[Problem requirements]
Copy everything in the listing below word for word, apart from any images.

Data entries:
──────────────────────────────

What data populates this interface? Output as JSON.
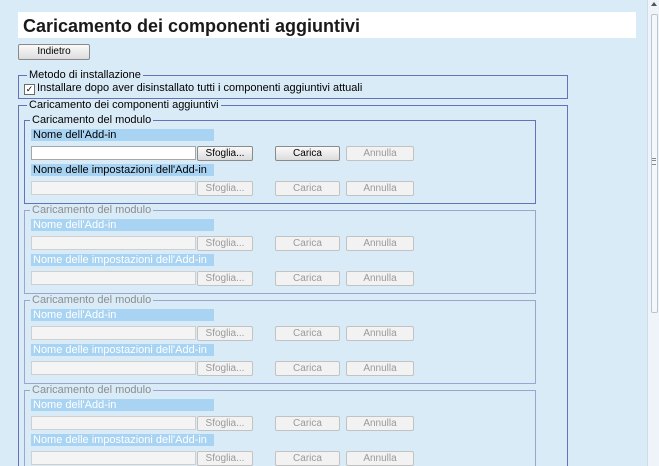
{
  "page": {
    "title": "Caricamento dei componenti aggiuntivi"
  },
  "back_button": {
    "label": "Indietro"
  },
  "install_method": {
    "legend": "Metodo di installazione",
    "checkbox_label": "Installare dopo aver disinstallato tutti i componenti aggiuntivi attuali",
    "checked": true
  },
  "addins": {
    "legend": "Caricamento dei componenti aggiuntivi",
    "modules": [
      {
        "legend": "Caricamento del modulo",
        "enabled": true,
        "addin_name_label": "Nome dell'Add-in",
        "settings_name_label": "Nome delle impostazioni dell'Add-in",
        "browse_label": "Sfoglia...",
        "load_label": "Carica",
        "cancel_label": "Annulla"
      },
      {
        "legend": "Caricamento del modulo",
        "enabled": false,
        "addin_name_label": "Nome dell'Add-in",
        "settings_name_label": "Nome delle impostazioni dell'Add-in",
        "browse_label": "Sfoglia...",
        "load_label": "Carica",
        "cancel_label": "Annulla"
      },
      {
        "legend": "Caricamento del modulo",
        "enabled": false,
        "addin_name_label": "Nome dell'Add-in",
        "settings_name_label": "Nome delle impostazioni dell'Add-in",
        "browse_label": "Sfoglia...",
        "load_label": "Carica",
        "cancel_label": "Annulla"
      },
      {
        "legend": "Caricamento del modulo",
        "enabled": false,
        "addin_name_label": "Nome dell'Add-in",
        "settings_name_label": "Nome delle impostazioni dell'Add-in",
        "browse_label": "Sfoglia...",
        "load_label": "Carica",
        "cancel_label": "Annulla"
      }
    ]
  },
  "icons": {
    "checkmark": "checkmark-icon",
    "scroll_up": "scroll-up-arrow-icon",
    "scroll_grip": "scroll-grip-icon"
  },
  "colors": {
    "background": "#d9ebf7",
    "label_highlight": "#a9d3f2",
    "frame_border": "#6472b8",
    "disabled_text": "#9a9a9a"
  }
}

──────────────────────────────

[Exercise solution]
What data populates this interface? Output as JSON.
{
  "page": {
    "title": "Caricamento dei componenti aggiuntivi"
  },
  "back_button": {
    "label": "Indietro"
  },
  "install_method": {
    "legend": "Metodo di installazione",
    "checkbox_label": "Installare dopo aver disinstallato tutti i componenti aggiuntivi attuali",
    "checked": true
  },
  "addins": {
    "legend": "Caricamento dei componenti aggiuntivi",
    "modules": [
      {
        "legend": "Caricamento del modulo",
        "enabled": true,
        "addin_name_label": "Nome dell'Add-in",
        "settings_name_label": "Nome delle impostazioni dell'Add-in",
        "browse_label": "Sfoglia...",
        "load_label": "Carica",
        "cancel_label": "Annulla"
      },
      {
        "legend": "Caricamento del modulo",
        "enabled": false,
        "addin_name_label": "Nome dell'Add-in",
        "settings_name_label": "Nome delle impostazioni dell'Add-in",
        "browse_label": "Sfoglia...",
        "load_label": "Carica",
        "cancel_label": "Annulla"
      },
      {
        "legend": "Caricamento del modulo",
        "enabled": false,
        "addin_name_label": "Nome dell'Add-in",
        "settings_name_label": "Nome delle impostazioni dell'Add-in",
        "browse_label": "Sfoglia...",
        "load_label": "Carica",
        "cancel_label": "Annulla"
      },
      {
        "legend": "Caricamento del modulo",
        "enabled": false,
        "addin_name_label": "Nome dell'Add-in",
        "settings_name_label": "Nome delle impostazioni dell'Add-in",
        "browse_label": "Sfoglia...",
        "load_label": "Carica",
        "cancel_label": "Annulla"
      }
    ]
  },
  "icons": {
    "checkmark": "checkmark-icon",
    "scroll_up": "scroll-up-arrow-icon",
    "scroll_grip": "scroll-grip-icon"
  },
  "colors": {
    "background": "#d9ebf7",
    "label_highlight": "#a9d3f2",
    "frame_border": "#6472b8",
    "disabled_text": "#9a9a9a"
  }
}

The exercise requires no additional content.